* _What the exercise asks_
Output all of the entries below precisely as written.

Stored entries
┄┄┄┄┄┄┄┄┄┄┄┄┄┄┄┄┄┄┄┄

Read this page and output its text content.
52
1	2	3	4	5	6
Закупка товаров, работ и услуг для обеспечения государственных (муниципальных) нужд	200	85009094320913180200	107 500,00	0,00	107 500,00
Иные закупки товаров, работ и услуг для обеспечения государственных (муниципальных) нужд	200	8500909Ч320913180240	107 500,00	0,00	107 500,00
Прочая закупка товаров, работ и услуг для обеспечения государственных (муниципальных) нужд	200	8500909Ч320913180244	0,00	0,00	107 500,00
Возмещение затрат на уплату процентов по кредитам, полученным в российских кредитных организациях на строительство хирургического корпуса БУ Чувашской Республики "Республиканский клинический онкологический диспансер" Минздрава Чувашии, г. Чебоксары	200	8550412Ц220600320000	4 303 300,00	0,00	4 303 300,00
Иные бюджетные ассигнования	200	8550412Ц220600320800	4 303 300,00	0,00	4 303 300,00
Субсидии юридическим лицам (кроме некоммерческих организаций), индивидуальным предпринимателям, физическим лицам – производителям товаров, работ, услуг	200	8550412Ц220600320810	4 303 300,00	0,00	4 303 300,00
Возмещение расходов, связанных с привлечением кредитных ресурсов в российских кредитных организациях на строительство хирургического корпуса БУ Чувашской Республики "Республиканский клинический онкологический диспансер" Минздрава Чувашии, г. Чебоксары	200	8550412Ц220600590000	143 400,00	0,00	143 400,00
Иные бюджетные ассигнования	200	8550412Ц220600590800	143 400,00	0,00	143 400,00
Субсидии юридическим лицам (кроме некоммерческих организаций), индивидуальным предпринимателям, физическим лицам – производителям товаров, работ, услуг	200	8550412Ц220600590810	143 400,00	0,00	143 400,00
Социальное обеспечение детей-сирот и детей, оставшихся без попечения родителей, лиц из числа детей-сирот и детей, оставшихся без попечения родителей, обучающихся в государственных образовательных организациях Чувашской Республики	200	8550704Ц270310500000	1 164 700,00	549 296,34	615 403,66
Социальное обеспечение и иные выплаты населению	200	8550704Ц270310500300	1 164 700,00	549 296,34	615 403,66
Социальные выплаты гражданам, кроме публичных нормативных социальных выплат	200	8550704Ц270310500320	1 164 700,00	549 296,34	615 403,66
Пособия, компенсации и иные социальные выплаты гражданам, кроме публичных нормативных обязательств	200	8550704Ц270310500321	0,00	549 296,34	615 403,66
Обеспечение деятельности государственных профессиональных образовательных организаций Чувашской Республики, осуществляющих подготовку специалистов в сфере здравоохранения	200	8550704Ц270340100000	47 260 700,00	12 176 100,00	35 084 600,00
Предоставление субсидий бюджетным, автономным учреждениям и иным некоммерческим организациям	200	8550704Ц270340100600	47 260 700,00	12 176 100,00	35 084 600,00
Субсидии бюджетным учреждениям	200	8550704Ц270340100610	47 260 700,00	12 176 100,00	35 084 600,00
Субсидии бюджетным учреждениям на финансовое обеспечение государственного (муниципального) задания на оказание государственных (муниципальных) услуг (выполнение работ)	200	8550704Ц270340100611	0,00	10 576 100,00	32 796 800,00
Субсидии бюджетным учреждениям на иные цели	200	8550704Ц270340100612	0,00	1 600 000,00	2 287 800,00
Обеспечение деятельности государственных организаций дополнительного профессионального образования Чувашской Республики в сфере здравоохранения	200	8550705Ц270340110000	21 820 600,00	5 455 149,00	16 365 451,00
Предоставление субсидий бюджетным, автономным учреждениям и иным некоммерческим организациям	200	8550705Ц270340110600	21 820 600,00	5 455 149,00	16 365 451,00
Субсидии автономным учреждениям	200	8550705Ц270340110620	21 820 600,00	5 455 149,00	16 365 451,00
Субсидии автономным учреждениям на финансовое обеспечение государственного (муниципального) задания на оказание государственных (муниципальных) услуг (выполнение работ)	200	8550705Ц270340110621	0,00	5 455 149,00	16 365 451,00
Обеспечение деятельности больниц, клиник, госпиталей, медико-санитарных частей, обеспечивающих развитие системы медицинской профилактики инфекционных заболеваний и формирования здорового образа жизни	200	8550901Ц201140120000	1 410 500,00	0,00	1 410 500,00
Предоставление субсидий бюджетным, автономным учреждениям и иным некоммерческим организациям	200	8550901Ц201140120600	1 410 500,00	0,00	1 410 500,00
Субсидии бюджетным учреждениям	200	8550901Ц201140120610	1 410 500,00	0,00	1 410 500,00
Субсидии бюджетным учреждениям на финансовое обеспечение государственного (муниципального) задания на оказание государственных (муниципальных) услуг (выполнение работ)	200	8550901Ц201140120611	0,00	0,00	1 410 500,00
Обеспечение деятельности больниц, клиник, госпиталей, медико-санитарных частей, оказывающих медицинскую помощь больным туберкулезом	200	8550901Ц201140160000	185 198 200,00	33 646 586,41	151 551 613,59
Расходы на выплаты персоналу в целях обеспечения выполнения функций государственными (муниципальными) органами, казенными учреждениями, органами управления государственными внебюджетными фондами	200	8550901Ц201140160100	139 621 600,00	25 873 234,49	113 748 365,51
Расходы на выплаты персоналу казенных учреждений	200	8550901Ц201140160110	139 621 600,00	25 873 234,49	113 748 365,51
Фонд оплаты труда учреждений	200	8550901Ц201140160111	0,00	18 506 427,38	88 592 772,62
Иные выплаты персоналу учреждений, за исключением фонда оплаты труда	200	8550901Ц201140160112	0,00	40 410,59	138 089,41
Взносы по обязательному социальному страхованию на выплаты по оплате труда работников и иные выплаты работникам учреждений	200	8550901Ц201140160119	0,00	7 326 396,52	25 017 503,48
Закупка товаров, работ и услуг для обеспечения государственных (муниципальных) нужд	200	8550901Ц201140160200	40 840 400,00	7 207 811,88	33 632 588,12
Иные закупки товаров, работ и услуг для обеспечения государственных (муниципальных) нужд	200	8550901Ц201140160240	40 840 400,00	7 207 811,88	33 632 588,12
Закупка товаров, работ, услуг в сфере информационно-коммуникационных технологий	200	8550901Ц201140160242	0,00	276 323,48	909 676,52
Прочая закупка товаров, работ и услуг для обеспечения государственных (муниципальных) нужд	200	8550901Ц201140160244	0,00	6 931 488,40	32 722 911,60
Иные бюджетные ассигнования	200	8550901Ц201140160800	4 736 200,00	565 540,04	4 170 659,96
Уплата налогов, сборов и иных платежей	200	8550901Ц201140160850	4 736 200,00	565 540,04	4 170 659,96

┄┄┄┄┄┄┄┄┄┄┄┄┄┄┄┄┄┄┄┄

* _Exercise solution_
Read this page and output its text content.
52
1	2	3	4	5	6
Закупка товаров, работ и услуг для обеспечения государственных (муниципальных) нужд	200	85009094320913180200	107 500,00	0,00	107 500,00
Иные закупки товаров, работ и услуг для обеспечения государственных (муниципальных) нужд	200	8500909Ч320913180240	107 500,00	0,00	107 500,00
Прочая закупка товаров, работ и услуг для обеспечения государственных (муниципальных) нужд	200	8500909Ч320913180244	0,00	0,00	107 500,00
Возмещение затрат на уплату процентов по кредитам, полученным в российских кредитных организациях на строительство хирургического корпуса БУ Чувашской Республики "Республиканский клинический онкологический диспансер" Минздрава Чувашии, г. Чебоксары	200	8550412Ц220600320000	4 303 300,00	0,00	4 303 300,00
Иные бюджетные ассигнования	200	8550412Ц220600320800	4 303 300,00	0,00	4 303 300,00
Субсидии юридическим лицам (кроме некоммерческих организаций), индивидуальным предпринимателям, физическим лицам – производителям товаров, работ, услуг	200	8550412Ц220600320810	4 303 300,00	0,00	4 303 300,00
Возмещение расходов, связанных с привлечением кредитных ресурсов в российских кредитных организациях на строительство хирургического корпуса БУ Чувашской Республики "Республиканский клинический онкологический диспансер" Минздрава Чувашии, г. Чебоксары	200	8550412Ц220600590000	143 400,00	0,00	143 400,00
Иные бюджетные ассигнования	200	8550412Ц220600590800	143 400,00	0,00	143 400,00
Субсидии юридическим лицам (кроме некоммерческих организаций), индивидуальным предпринимателям, физическим лицам – производителям товаров, работ, услуг	200	8550412Ц220600590810	143 400,00	0,00	143 400,00
Социальное обеспечение детей-сирот и детей, оставшихся без попечения родителей, лиц из числа детей-сирот и детей, оставшихся без попечения родителей, обучающихся в государственных образовательных организациях Чувашской Республики	200	8550704Ц270310500000	1 164 700,00	549 296,34	615 403,66
Социальное обеспечение и иные выплаты населению	200	8550704Ц270310500300	1 164 700,00	549 296,34	615 403,66
Социальные выплаты гражданам, кроме публичных нормативных социальных выплат	200	8550704Ц270310500320	1 164 700,00	549 296,34	615 403,66
Пособия, компенсации и иные социальные выплаты гражданам, кроме публичных нормативных обязательств	200	8550704Ц270310500321	0,00	549 296,34	615 403,66
Обеспечение деятельности государственных профессиональных образовательных организаций Чувашской Республики, осуществляющих подготовку специалистов в сфере здравоохранения	200	8550704Ц270340100000	47 260 700,00	12 176 100,00	35 084 600,00
Предоставление субсидий бюджетным, автономным учреждениям и иным некоммерческим организациям	200	8550704Ц270340100600	47 260 700,00	12 176 100,00	35 084 600,00
Субсидии бюджетным учреждениям	200	8550704Ц270340100610	47 260 700,00	12 176 100,00	35 084 600,00
Субсидии бюджетным учреждениям на финансовое обеспечение государственного (муниципального) задания на оказание государственных (муниципальных) услуг (выполнение работ)	200	8550704Ц270340100611	0,00	10 576 100,00	32 796 800,00
Субсидии бюджетным учреждениям на иные цели	200	8550704Ц270340100612	0,00	1 600 000,00	2 287 800,00
Обеспечение деятельности государственных организаций дополнительного профессионального образования Чувашской Республики в сфере здравоохранения	200	8550705Ц270340110000	21 820 600,00	5 455 149,00	16 365 451,00
Предоставление субсидий бюджетным, автономным учреждениям и иным некоммерческим организациям	200	8550705Ц270340110600	21 820 600,00	5 455 149,00	16 365 451,00
Субсидии автономным учреждениям	200	8550705Ц270340110620	21 820 600,00	5 455 149,00	16 365 451,00
Субсидии автономным учреждениям на финансовое обеспечение государственного (муниципального) задания на оказание государственных (муниципальных) услуг (выполнение работ)	200	8550705Ц270340110621	0,00	5 455 149,00	16 365 451,00
Обеспечение деятельности больниц, клиник, госпиталей, медико-санитарных частей, обеспечивающих развитие системы медицинской профилактики инфекционных заболеваний и формирования здорового образа жизни	200	8550901Ц201140120000	1 410 500,00	0,00	1 410 500,00
Предоставление субсидий бюджетным, автономным учреждениям и иным некоммерческим организациям	200	8550901Ц201140120600	1 410 500,00	0,00	1 410 500,00
Субсидии бюджетным учреждениям	200	8550901Ц201140120610	1 410 500,00	0,00	1 410 500,00
Субсидии бюджетным учреждениям на финансовое обеспечение государственного (муниципального) задания на оказание государственных (муниципальных) услуг (выполнение работ)	200	8550901Ц201140120611	0,00	0,00	1 410 500,00
Обеспечение деятельности больниц, клиник, госпиталей, медико-санитарных частей, оказывающих медицинскую помощь больным туберкулезом	200	8550901Ц201140160000	185 198 200,00	33 646 586,41	151 551 613,59
Расходы на выплаты персоналу в целях обеспечения выполнения функций государственными (муниципальными) органами, казенными учреждениями, органами управления государственными внебюджетными фондами	200	8550901Ц201140160100	139 621 600,00	25 873 234,49	113 748 365,51
Расходы на выплаты персоналу казенных учреждений	200	8550901Ц201140160110	139 621 600,00	25 873 234,49	113 748 365,51
Фонд оплаты труда учреждений	200	8550901Ц201140160111	0,00	18 506 427,38	88 592 772,62
Иные выплаты персоналу учреждений, за исключением фонда оплаты труда	200	8550901Ц201140160112	0,00	40 410,59	138 089,41
Взносы по обязательному социальному страхованию на выплаты по оплате труда работников и иные выплаты работникам учреждений	200	8550901Ц201140160119	0,00	7 326 396,52	25 017 503,48
Закупка товаров, работ и услуг для обеспечения государственных (муниципальных) нужд	200	8550901Ц201140160200	40 840 400,00	7 207 811,88	33 632 588,12
Иные закупки товаров, работ и услуг для обеспечения государственных (муниципальных) нужд	200	8550901Ц201140160240	40 840 400,00	7 207 811,88	33 632 588,12
Закупка товаров, работ, услуг в сфере информационно-коммуникационных технологий	200	8550901Ц201140160242	0,00	276 323,48	909 676,52
Прочая закупка товаров, работ и услуг для обеспечения государственных (муниципальных) нужд	200	8550901Ц201140160244	0,00	6 931 488,40	32 722 911,60
Иные бюджетные ассигнования	200	8550901Ц201140160800	4 736 200,00	565 540,04	4 170 659,96
Уплата налогов, сборов и иных платежей	200	8550901Ц201140160850	4 736 200,00	565 540,04	4 170 659,96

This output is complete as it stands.